* Work to complete
Output solely the number of lines containing the string "опекуны".

════════════════════

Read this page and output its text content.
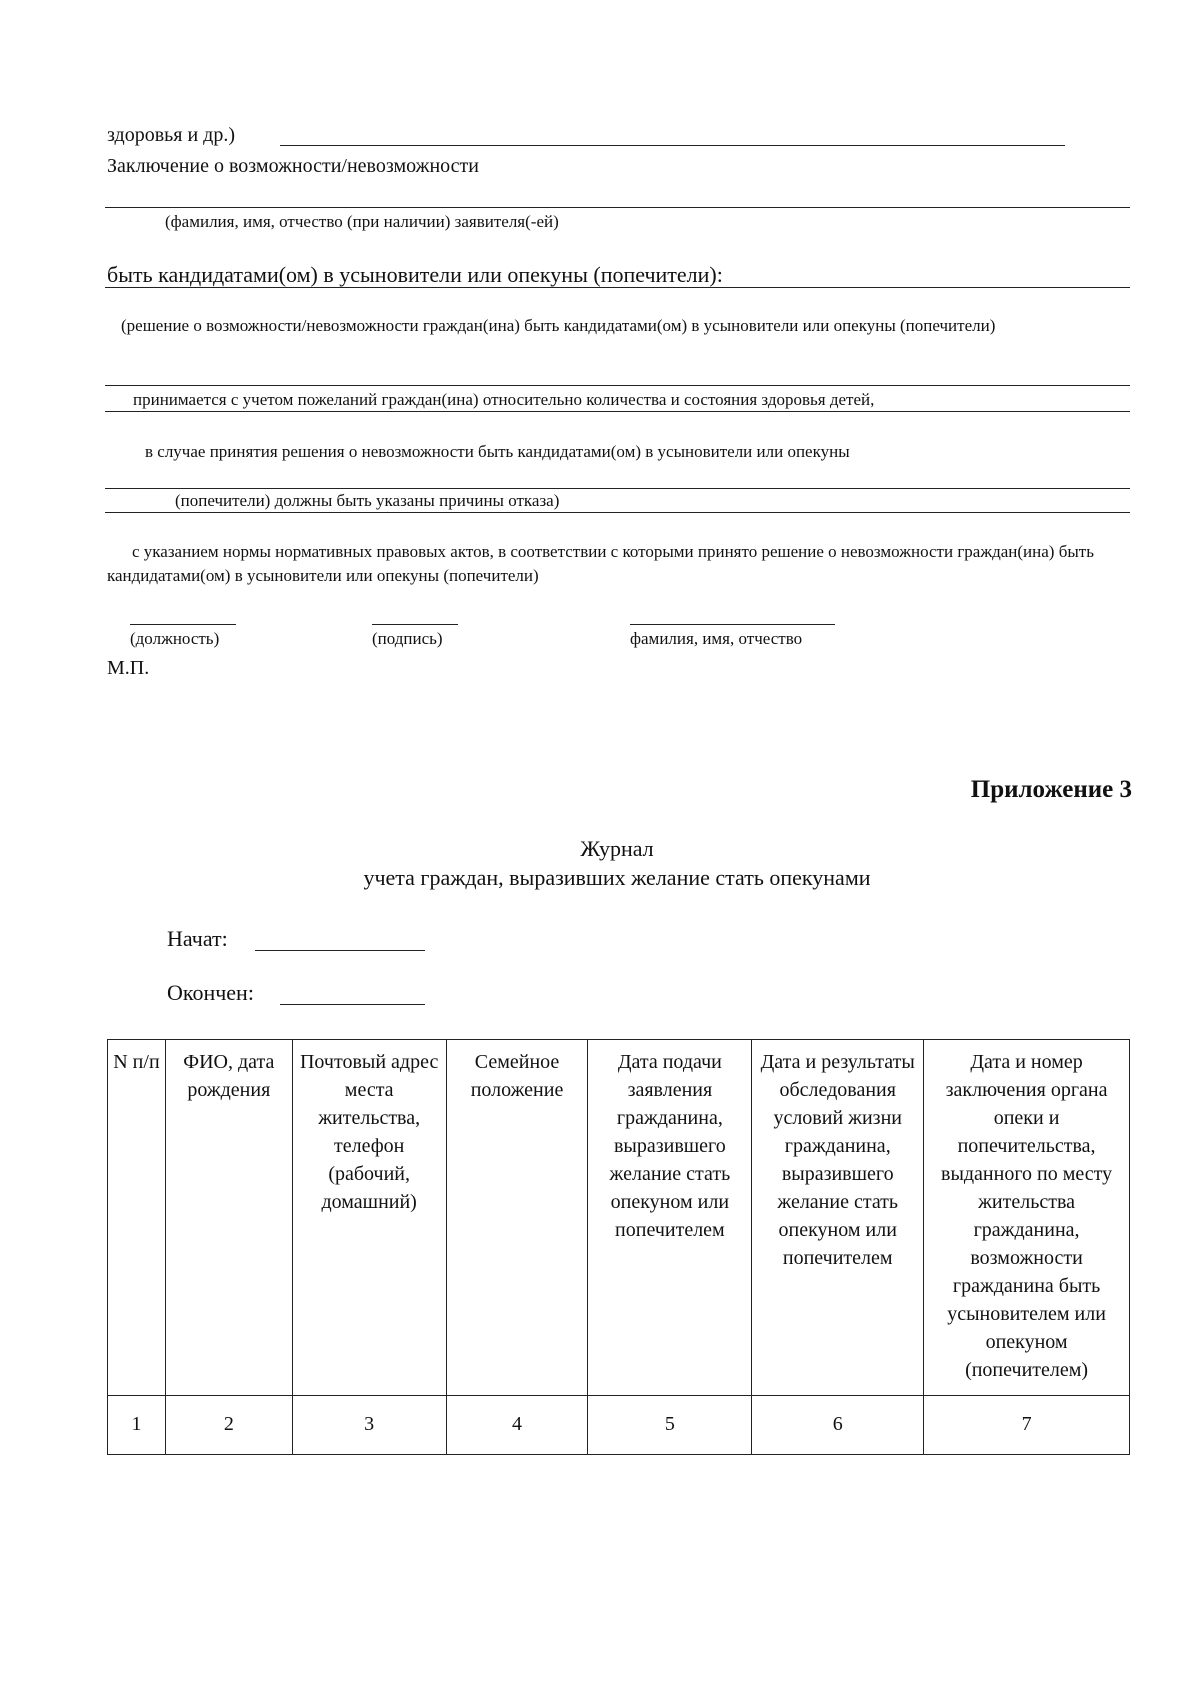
здоровья и др.)
Заключение о возможности/невозможности
(фамилия, имя, отчество (при наличии) заявителя(-ей)
быть кандидатами(ом) в усыновители или опекуны (попечители):
(решение о возможности/невозможности граждан(ина) быть кандидатами(ом) в усыновители или опекуны (попечители)
принимается с учетом пожеланий граждан(ина) относительно количества и состояния здоровья детей,
в случае принятия решения о невозможности быть кандидатами(ом) в усыновители или опекуны
(попечители) должны быть указаны причины отказа)
с указанием нормы нормативных правовых актов, в соответствии с которыми принято решение о невозможности граждан(ина) быть кандидатами(ом) в усыновители или опекуны (попечители)
(должность)	(подпись)	фамилия, имя, отчество
М.П.
Приложение 3
Журнал
учета граждан, выразивших желание стать опекунами
Начат:
Окончен:
N п/п	ФИО, дата рождения	Почтовый адрес места жительства, телефон (рабочий, домашний)	Семейное положение	Дата подачи заявления гражданина, выразившего желание стать опекуном или попечителем	Дата и результаты обследования условий жизни гражданина, выразившего желание стать опекуном или попечителем	Дата и номер заключения органа опеки и попечительства, выданного по месту жительства гражданина, возможности гражданина быть усыновителем или опекуном (попечителем)
1	2	3	4	5	6	7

════════════════════

* The response
4